== Exercise task ==
Retype each record shown below, leaving every character as it is.

··· Information provided ···

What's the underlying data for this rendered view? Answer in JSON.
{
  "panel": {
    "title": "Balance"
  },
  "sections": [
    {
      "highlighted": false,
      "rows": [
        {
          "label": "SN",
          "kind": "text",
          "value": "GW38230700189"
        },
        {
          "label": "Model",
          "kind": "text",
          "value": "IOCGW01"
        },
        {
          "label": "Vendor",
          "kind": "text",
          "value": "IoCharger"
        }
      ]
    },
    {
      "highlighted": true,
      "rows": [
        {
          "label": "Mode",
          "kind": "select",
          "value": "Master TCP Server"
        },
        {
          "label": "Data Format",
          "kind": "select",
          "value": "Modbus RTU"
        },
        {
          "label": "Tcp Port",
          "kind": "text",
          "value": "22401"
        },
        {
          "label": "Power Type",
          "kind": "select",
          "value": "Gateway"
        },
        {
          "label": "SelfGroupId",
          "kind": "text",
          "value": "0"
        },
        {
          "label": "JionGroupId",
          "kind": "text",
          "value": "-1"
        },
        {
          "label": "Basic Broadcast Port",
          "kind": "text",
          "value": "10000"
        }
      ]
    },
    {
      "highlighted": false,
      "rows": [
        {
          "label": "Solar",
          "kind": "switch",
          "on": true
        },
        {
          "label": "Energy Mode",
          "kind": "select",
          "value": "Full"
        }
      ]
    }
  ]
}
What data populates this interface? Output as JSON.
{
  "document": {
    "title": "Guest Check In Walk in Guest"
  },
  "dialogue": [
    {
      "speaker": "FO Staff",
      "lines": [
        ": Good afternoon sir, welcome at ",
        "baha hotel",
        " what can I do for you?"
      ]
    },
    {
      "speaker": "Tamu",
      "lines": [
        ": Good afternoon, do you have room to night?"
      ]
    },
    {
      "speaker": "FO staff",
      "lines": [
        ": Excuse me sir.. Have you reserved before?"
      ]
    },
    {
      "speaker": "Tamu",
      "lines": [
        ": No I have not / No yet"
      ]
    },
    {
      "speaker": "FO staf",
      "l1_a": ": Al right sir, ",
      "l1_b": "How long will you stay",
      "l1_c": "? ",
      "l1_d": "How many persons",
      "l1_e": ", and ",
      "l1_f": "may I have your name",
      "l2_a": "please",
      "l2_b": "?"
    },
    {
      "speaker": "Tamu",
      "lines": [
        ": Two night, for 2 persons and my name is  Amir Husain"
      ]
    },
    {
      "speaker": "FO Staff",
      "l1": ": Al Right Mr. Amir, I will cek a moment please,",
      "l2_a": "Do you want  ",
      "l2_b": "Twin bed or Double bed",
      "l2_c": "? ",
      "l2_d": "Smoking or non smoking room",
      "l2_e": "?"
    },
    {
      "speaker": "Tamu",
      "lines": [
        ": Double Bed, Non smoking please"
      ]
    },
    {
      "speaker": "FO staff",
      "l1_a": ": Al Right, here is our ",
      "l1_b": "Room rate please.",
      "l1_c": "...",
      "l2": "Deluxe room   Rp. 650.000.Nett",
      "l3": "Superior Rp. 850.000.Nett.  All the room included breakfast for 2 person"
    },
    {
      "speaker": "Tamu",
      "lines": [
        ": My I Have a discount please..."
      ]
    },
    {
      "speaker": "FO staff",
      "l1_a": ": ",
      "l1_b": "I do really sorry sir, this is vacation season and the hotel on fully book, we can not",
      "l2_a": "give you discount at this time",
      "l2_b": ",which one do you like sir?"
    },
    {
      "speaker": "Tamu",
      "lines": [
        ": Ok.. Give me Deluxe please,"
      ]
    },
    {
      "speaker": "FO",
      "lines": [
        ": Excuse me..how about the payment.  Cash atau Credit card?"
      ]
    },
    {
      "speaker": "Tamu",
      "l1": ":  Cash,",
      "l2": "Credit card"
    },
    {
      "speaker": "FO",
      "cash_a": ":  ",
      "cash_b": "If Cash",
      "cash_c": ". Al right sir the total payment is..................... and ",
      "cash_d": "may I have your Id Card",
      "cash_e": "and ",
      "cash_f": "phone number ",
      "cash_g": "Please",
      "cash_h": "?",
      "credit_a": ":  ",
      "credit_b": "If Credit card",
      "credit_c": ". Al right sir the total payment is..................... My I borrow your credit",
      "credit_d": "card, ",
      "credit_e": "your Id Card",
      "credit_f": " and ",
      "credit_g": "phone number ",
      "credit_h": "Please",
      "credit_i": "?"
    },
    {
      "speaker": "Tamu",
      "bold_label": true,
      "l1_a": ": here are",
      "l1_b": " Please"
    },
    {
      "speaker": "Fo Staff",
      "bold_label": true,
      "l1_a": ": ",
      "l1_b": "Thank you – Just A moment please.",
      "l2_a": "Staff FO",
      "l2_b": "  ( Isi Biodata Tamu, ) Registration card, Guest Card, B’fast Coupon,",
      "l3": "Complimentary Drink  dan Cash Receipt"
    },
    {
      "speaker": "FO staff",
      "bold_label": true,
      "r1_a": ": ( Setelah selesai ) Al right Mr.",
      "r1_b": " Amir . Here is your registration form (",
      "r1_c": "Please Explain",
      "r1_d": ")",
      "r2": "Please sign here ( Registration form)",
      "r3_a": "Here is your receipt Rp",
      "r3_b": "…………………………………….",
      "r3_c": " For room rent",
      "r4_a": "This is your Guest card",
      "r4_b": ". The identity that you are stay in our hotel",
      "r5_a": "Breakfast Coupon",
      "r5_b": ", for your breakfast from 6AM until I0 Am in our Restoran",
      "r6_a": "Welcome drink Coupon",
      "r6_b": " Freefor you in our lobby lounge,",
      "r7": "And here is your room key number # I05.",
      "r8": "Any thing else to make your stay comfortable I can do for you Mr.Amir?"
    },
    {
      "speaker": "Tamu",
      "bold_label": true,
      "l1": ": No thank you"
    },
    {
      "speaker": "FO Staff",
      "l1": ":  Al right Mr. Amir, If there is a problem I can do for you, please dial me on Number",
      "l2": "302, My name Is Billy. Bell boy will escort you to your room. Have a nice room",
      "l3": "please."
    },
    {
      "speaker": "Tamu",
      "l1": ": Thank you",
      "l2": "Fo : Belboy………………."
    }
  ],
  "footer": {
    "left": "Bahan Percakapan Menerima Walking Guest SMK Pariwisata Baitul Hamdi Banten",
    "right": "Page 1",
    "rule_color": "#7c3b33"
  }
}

···

== Output for this task ==
What's the underlying data for this rendered view? Answer in JSON.
{
  "panel": {
    "title": "Balance"
  },
  "sections": [
    {
      "highlighted": false,
      "rows": [
        {
          "label": "SN",
          "kind": "text",
          "value": "GW38230700189"
        },
        {
          "label": "Model",
          "kind": "text",
          "value": "IOCGW01"
        },
        {
          "label": "Vendor",
          "kind": "text",
          "value": "IoCharger"
        }
      ]
    },
    {
      "highlighted": true,
      "rows": [
        {
          "label": "Mode",
          "kind": "select",
          "value": "Master TCP Server"
        },
        {
          "label": "Data Format",
          "kind": "select",
          "value": "Modbus RTU"
        },
        {
          "label": "Tcp Port",
          "kind": "text",
          "value": "22401"
        },
        {
          "label": "Power Type",
          "kind": "select",
          "value": "Gateway"
        },
        {
          "label": "SelfGroupId",
          "kind": "text",
          "value": "0"
        },
        {
          "label": "JionGroupId",
          "kind": "text",
          "value": "-1"
        },
        {
          "label": "Basic Broadcast Port",
          "kind": "text",
          "value": "10000"
        }
      ]
    },
    {
      "highlighted": false,
      "rows": [
        {
          "label": "Solar",
          "kind": "switch",
          "on": true
        },
        {
          "label": "Energy Mode",
          "kind": "select",
          "value": "Full"
        }
      ]
    }
  ]
}
What data populates this interface? Output as JSON.
{
  "document": {
    "title": "Guest Check In Walk in Guest"
  },
  "dialogue": [
    {
      "speaker": "FO Staff",
      "lines": [
        ": Good afternoon sir, welcome at ",
        "baha hotel",
        " what can I do for you?"
      ]
    },
    {
      "speaker": "Tamu",
      "lines": [
        ": Good afternoon, do you have room to night?"
      ]
    },
    {
      "speaker": "FO staff",
      "lines": [
        ": Excuse me sir.. Have you reserved before?"
      ]
    },
    {
      "speaker": "Tamu",
      "lines": [
        ": No I have not / No yet"
      ]
    },
    {
      "speaker": "FO staf",
      "l1_a": ": Al right sir, ",
      "l1_b": "How long will you stay",
      "l1_c": "? ",
      "l1_d": "How many persons",
      "l1_e": ", and ",
      "l1_f": "may I have your name",
      "l2_a": "please",
      "l2_b": "?"
    },
    {
      "speaker": "Tamu",
      "lines": [
        ": Two night, for 2 persons and my name is  Amir Husain"
      ]
    },
    {
      "speaker": "FO Staff",
      "l1": ": Al Right Mr. Amir, I will cek a moment please,",
      "l2_a": "Do you want  ",
      "l2_b": "Twin bed or Double bed",
      "l2_c": "? ",
      "l2_d": "Smoking or non smoking room",
      "l2_e": "?"
    },
    {
      "speaker": "Tamu",
      "lines": [
        ": Double Bed, Non smoking please"
      ]
    },
    {
      "speaker": "FO staff",
      "l1_a": ": Al Right, here is our ",
      "l1_b": "Room rate please.",
      "l1_c": "...",
      "l2": "Deluxe room   Rp. 650.000.Nett",
      "l3": "Superior Rp. 850.000.Nett.  All the room included breakfast for 2 person"
    },
    {
      "speaker": "Tamu",
      "lines": [
        ": My I Have a discount please..."
      ]
    },
    {
      "speaker": "FO staff",
      "l1_a": ": ",
      "l1_b": "I do really sorry sir, this is vacation season and the hotel on fully book, we can not",
      "l2_a": "give you discount at this time",
      "l2_b": ",which one do you like sir?"
    },
    {
      "speaker": "Tamu",
      "lines": [
        ": Ok.. Give me Deluxe please,"
      ]
    },
    {
      "speaker": "FO",
      "lines": [
        ": Excuse me..how about the payment.  Cash atau Credit card?"
      ]
    },
    {
      "speaker": "Tamu",
      "l1": ":  Cash,",
      "l2": "Credit card"
    },
    {
      "speaker": "FO",
      "cash_a": ":  ",
      "cash_b": "If Cash",
      "cash_c": ". Al right sir the total payment is..................... and ",
      "cash_d": "may I have your Id Card",
      "cash_e": "and ",
      "cash_f": "phone number ",
      "cash_g": "Please",
      "cash_h": "?",
      "credit_a": ":  ",
      "credit_b": "If Credit card",
      "credit_c": ". Al right sir the total payment is..................... My I borrow your credit",
      "credit_d": "card, ",
      "credit_e": "your Id Card",
      "credit_f": " and ",
      "credit_g": "phone number ",
      "credit_h": "Please",
      "credit_i": "?"
    },
    {
      "speaker": "Tamu",
      "bold_label": true,
      "l1_a": ": here are",
      "l1_b": " Please"
    },
    {
      "speaker": "Fo Staff",
      "bold_label": true,
      "l1_a": ": ",
      "l1_b": "Thank you – Just A moment please.",
      "l2_a": "Staff FO",
      "l2_b": "  ( Isi Biodata Tamu, ) Registration card, Guest Card, B’fast Coupon,",
      "l3": "Complimentary Drink  dan Cash Receipt"
    },
    {
      "speaker": "FO staff",
      "bold_label": true,
      "r1_a": ": ( Setelah selesai ) Al right Mr.",
      "r1_b": " Amir . Here is your registration form (",
      "r1_c": "Please Explain",
      "r1_d": ")",
      "r2": "Please sign here ( Registration form)",
      "r3_a": "Here is your receipt Rp",
      "r3_b": "…………………………………….",
      "r3_c": " For room rent",
      "r4_a": "This is your Guest card",
      "r4_b": ". The identity that you are stay in our hotel",
      "r5_a": "Breakfast Coupon",
      "r5_b": ", for your breakfast from 6AM until I0 Am in our Restoran",
      "r6_a": "Welcome drink Coupon",
      "r6_b": " Freefor you in our lobby lounge,",
      "r7": "And here is your room key number # I05.",
      "r8": "Any thing else to make your stay comfortable I can do for you Mr.Amir?"
    },
    {
      "speaker": "Tamu",
      "bold_label": true,
      "l1": ": No thank you"
    },
    {
      "speaker": "FO Staff",
      "l1": ":  Al right Mr. Amir, If there is a problem I can do for you, please dial me on Number",
      "l2": "302, My name Is Billy. Bell boy will escort you to your room. Have a nice room",
      "l3": "please."
    },
    {
      "speaker": "Tamu",
      "l1": ": Thank you",
      "l2": "Fo : Belboy………………."
    }
  ],
  "footer": {
    "left": "Bahan Percakapan Menerima Walking Guest SMK Pariwisata Baitul Hamdi Banten",
    "right": "Page 1",
    "rule_color": "#7c3b33"
  }
}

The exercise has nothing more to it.